▶ [Short task]: Present every line in which the string "image" appears.

[Start Extracted material]

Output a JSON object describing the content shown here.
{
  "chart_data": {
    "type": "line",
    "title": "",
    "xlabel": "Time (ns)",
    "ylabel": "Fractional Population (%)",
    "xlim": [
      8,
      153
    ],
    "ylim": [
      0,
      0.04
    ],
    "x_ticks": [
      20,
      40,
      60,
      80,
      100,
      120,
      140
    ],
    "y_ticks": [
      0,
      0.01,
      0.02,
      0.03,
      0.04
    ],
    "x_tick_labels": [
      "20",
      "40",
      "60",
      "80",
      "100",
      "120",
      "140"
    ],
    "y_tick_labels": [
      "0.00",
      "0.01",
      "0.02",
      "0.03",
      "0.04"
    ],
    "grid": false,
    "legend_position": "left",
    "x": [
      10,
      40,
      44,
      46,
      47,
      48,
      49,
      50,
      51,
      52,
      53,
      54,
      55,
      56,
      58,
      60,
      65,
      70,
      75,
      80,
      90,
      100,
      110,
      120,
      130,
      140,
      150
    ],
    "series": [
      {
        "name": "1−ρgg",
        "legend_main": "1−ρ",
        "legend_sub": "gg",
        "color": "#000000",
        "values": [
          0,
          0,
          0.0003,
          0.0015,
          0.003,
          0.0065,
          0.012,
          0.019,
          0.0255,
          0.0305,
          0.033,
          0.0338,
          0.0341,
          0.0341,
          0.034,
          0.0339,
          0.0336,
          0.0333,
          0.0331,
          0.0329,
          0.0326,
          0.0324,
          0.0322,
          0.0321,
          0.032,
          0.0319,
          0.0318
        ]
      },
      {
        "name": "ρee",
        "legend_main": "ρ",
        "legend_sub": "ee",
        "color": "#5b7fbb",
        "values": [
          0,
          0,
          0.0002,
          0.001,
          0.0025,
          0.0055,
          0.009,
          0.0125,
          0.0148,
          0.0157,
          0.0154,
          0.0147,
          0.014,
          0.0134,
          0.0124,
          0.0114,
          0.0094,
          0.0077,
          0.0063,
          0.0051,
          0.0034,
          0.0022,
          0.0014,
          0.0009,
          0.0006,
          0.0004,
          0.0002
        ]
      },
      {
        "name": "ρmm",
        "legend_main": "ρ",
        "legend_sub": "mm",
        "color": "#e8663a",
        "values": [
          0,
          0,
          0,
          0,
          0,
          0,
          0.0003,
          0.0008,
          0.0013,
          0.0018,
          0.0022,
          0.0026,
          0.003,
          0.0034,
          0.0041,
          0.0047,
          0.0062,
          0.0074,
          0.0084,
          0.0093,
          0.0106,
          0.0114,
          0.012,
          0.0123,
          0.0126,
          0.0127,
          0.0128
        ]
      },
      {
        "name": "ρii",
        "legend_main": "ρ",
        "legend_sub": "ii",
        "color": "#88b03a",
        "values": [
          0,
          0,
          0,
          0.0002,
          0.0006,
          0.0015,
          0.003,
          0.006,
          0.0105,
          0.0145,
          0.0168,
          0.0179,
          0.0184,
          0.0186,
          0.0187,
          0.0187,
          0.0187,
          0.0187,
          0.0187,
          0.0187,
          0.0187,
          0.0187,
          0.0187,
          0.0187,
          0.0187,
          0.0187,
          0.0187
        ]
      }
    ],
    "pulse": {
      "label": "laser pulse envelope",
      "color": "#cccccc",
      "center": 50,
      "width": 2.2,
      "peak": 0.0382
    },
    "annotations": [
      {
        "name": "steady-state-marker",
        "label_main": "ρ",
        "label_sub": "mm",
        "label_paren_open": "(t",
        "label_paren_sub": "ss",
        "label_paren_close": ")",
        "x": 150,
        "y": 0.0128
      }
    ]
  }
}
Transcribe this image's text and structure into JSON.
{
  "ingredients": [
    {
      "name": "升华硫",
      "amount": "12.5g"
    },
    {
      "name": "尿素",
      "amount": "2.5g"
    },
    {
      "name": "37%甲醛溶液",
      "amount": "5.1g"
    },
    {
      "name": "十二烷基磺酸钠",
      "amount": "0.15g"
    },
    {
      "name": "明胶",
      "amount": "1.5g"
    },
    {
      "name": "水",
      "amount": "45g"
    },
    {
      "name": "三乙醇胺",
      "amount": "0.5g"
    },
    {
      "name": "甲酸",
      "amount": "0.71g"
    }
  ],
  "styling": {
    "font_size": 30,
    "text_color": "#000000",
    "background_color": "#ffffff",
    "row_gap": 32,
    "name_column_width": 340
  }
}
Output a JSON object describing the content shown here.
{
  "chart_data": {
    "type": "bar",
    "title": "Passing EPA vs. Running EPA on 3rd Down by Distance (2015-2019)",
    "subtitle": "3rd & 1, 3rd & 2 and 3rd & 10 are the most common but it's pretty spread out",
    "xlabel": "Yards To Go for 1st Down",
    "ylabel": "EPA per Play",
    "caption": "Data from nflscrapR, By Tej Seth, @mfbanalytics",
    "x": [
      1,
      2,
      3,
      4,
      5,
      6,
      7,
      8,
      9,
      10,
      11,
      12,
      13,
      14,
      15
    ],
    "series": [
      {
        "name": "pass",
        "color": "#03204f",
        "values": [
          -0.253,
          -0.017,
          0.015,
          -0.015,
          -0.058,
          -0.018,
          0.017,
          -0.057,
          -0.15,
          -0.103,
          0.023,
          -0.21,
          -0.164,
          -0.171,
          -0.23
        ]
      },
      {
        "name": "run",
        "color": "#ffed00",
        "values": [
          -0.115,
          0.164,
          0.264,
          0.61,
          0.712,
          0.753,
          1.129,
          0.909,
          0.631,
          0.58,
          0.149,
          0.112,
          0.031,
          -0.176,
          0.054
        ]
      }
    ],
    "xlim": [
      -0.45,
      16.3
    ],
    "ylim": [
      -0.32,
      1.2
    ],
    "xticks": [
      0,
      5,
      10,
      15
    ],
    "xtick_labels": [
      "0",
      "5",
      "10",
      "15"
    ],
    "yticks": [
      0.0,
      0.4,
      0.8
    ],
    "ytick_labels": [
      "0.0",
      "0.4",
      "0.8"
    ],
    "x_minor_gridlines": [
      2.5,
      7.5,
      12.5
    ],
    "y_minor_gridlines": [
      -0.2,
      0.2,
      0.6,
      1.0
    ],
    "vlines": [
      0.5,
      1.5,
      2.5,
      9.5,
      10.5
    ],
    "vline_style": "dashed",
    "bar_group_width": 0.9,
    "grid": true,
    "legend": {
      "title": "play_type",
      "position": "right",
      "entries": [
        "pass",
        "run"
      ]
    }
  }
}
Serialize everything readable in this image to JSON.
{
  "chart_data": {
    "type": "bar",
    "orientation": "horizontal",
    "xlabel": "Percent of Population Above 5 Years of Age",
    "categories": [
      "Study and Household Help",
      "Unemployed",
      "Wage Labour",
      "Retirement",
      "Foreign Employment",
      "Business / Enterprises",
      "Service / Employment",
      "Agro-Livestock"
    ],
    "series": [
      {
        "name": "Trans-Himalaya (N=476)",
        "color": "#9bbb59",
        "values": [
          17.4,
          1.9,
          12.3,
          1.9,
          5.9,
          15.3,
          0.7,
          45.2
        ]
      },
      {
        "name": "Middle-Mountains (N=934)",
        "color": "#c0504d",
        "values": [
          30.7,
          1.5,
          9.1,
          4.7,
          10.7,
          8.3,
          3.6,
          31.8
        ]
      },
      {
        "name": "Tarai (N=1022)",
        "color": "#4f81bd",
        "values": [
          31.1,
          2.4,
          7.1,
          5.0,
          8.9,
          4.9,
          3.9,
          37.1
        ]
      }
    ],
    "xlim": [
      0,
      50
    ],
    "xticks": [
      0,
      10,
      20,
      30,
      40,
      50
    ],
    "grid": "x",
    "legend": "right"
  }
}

[End Extracted material]

▶ [Exercise solution]:
Transcribe this image's text and structure into JSON.
Serialize everything readable in this image to JSON.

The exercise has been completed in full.